▸ **TASK STATEMENT**:
Write every line of the material out exactly as shown.

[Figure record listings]
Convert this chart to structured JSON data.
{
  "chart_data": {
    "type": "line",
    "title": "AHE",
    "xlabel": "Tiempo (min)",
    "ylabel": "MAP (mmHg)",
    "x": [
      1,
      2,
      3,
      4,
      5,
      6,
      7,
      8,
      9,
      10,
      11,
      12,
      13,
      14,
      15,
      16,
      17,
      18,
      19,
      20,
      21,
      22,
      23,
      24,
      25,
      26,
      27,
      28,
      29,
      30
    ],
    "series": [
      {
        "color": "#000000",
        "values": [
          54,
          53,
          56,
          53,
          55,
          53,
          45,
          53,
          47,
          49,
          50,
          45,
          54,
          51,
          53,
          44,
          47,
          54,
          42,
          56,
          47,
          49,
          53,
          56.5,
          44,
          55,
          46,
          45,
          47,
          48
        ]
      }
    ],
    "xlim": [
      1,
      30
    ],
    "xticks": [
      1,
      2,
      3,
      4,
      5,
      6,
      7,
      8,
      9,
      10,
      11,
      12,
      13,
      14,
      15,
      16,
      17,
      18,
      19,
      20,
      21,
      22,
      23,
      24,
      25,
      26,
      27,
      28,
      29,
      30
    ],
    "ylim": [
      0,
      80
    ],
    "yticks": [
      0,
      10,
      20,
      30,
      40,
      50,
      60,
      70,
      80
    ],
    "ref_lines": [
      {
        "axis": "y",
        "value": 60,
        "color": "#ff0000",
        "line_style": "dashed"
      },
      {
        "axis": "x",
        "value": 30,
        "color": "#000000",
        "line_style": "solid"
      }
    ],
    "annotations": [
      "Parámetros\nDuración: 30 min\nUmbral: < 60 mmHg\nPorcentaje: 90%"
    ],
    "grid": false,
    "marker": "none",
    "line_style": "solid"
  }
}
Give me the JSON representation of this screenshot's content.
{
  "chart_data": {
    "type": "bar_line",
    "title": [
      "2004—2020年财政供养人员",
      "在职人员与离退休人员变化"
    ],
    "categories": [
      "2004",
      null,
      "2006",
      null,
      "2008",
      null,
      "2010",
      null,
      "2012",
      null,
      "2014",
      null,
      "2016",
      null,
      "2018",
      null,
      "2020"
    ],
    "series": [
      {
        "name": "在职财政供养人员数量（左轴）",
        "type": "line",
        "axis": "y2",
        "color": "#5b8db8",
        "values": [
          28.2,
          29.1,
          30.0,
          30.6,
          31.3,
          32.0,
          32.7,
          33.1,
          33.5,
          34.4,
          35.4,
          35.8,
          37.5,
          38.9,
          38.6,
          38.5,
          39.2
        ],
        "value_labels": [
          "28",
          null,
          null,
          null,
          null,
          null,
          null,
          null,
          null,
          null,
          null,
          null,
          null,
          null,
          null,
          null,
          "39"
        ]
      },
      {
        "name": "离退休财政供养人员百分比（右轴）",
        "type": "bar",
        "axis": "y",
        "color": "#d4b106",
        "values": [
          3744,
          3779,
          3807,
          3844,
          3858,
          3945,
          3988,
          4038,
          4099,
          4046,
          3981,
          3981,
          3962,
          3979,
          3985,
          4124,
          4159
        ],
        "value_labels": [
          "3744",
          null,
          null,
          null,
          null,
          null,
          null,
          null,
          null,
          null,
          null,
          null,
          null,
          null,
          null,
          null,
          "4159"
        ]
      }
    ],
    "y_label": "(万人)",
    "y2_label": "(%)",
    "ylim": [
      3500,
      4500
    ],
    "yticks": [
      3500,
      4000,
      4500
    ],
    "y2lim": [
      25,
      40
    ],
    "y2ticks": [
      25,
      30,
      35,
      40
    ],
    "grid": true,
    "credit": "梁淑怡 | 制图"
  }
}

▸ **EXPECTED OUTPUT**:
Convert this chart to structured JSON data.
{
  "chart_data": {
    "type": "line",
    "title": "AHE",
    "xlabel": "Tiempo (min)",
    "ylabel": "MAP (mmHg)",
    "x": [
      1,
      2,
      3,
      4,
      5,
      6,
      7,
      8,
      9,
      10,
      11,
      12,
      13,
      14,
      15,
      16,
      17,
      18,
      19,
      20,
      21,
      22,
      23,
      24,
      25,
      26,
      27,
      28,
      29,
      30
    ],
    "series": [
      {
        "color": "#000000",
        "values": [
          54,
          53,
          56,
          53,
          55,
          53,
          45,
          53,
          47,
          49,
          50,
          45,
          54,
          51,
          53,
          44,
          47,
          54,
          42,
          56,
          47,
          49,
          53,
          56.5,
          44,
          55,
          46,
          45,
          47,
          48
        ]
      }
    ],
    "xlim": [
      1,
      30
    ],
    "xticks": [
      1,
      2,
      3,
      4,
      5,
      6,
      7,
      8,
      9,
      10,
      11,
      12,
      13,
      14,
      15,
      16,
      17,
      18,
      19,
      20,
      21,
      22,
      23,
      24,
      25,
      26,
      27,
      28,
      29,
      30
    ],
    "ylim": [
      0,
      80
    ],
    "yticks": [
      0,
      10,
      20,
      30,
      40,
      50,
      60,
      70,
      80
    ],
    "ref_lines": [
      {
        "axis": "y",
        "value": 60,
        "color": "#ff0000",
        "line_style": "dashed"
      },
      {
        "axis": "x",
        "value": 30,
        "color": "#000000",
        "line_style": "solid"
      }
    ],
    "annotations": [
      "Parámetros\nDuración: 30 min\nUmbral: < 60 mmHg\nPorcentaje: 90%"
    ],
    "grid": false,
    "marker": "none",
    "line_style": "solid"
  }
}
Give me the JSON representation of this screenshot's content.
{
  "chart_data": {
    "type": "bar_line",
    "title": [
      "2004—2020年财政供养人员",
      "在职人员与离退休人员变化"
    ],
    "categories": [
      "2004",
      null,
      "2006",
      null,
      "2008",
      null,
      "2010",
      null,
      "2012",
      null,
      "2014",
      null,
      "2016",
      null,
      "2018",
      null,
      "2020"
    ],
    "series": [
      {
        "name": "在职财政供养人员数量（左轴）",
        "type": "line",
        "axis": "y2",
        "color": "#5b8db8",
        "values": [
          28.2,
          29.1,
          30.0,
          30.6,
          31.3,
          32.0,
          32.7,
          33.1,
          33.5,
          34.4,
          35.4,
          35.8,
          37.5,
          38.9,
          38.6,
          38.5,
          39.2
        ],
        "value_labels": [
          "28",
          null,
          null,
          null,
          null,
          null,
          null,
          null,
          null,
          null,
          null,
          null,
          null,
          null,
          null,
          null,
          "39"
        ]
      },
      {
        "name": "离退休财政供养人员百分比（右轴）",
        "type": "bar",
        "axis": "y",
        "color": "#d4b106",
        "values": [
          3744,
          3779,
          3807,
          3844,
          3858,
          3945,
          3988,
          4038,
          4099,
          4046,
          3981,
          3981,
          3962,
          3979,
          3985,
          4124,
          4159
        ],
        "value_labels": [
          "3744",
          null,
          null,
          null,
          null,
          null,
          null,
          null,
          null,
          null,
          null,
          null,
          null,
          null,
          null,
          null,
          "4159"
        ]
      }
    ],
    "y_label": "(万人)",
    "y2_label": "(%)",
    "ylim": [
      3500,
      4500
    ],
    "yticks": [
      3500,
      4000,
      4500
    ],
    "y2lim": [
      25,
      40
    ],
    "y2ticks": [
      25,
      30,
      35,
      40
    ],
    "grid": true,
    "credit": "梁淑怡 | 制图"
  }
}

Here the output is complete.